## BEGIN DATA FOR THIS TASK
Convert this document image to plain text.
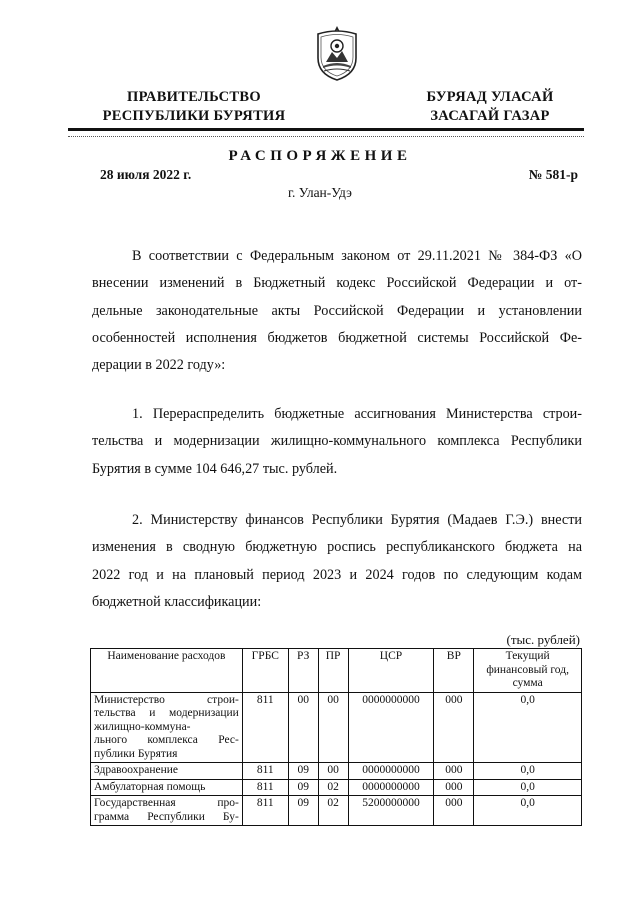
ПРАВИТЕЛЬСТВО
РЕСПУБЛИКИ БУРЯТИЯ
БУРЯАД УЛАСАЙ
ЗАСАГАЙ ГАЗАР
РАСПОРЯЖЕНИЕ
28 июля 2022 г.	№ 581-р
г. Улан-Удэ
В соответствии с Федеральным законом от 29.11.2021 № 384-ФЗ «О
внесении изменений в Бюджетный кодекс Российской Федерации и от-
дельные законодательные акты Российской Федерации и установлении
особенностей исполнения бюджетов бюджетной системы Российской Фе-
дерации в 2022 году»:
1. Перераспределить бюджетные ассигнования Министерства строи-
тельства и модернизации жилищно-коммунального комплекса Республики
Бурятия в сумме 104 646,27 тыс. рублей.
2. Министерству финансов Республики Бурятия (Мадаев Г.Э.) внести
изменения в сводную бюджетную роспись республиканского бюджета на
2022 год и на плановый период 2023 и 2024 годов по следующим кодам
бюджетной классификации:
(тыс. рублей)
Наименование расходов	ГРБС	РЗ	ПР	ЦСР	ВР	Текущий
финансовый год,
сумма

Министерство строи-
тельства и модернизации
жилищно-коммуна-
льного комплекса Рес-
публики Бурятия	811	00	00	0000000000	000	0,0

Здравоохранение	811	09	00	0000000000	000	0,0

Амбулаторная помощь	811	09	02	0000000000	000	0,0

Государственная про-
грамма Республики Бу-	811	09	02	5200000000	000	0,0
## END DATA FOR THIS TASK
## PROBLEM STATEMENT
List the lines of the material in which the word "тельства" occurs.

## OUTPUT FOR THIS TASK
тельства и модернизации жилищно-коммунального комплекса Республики
тельства и модернизации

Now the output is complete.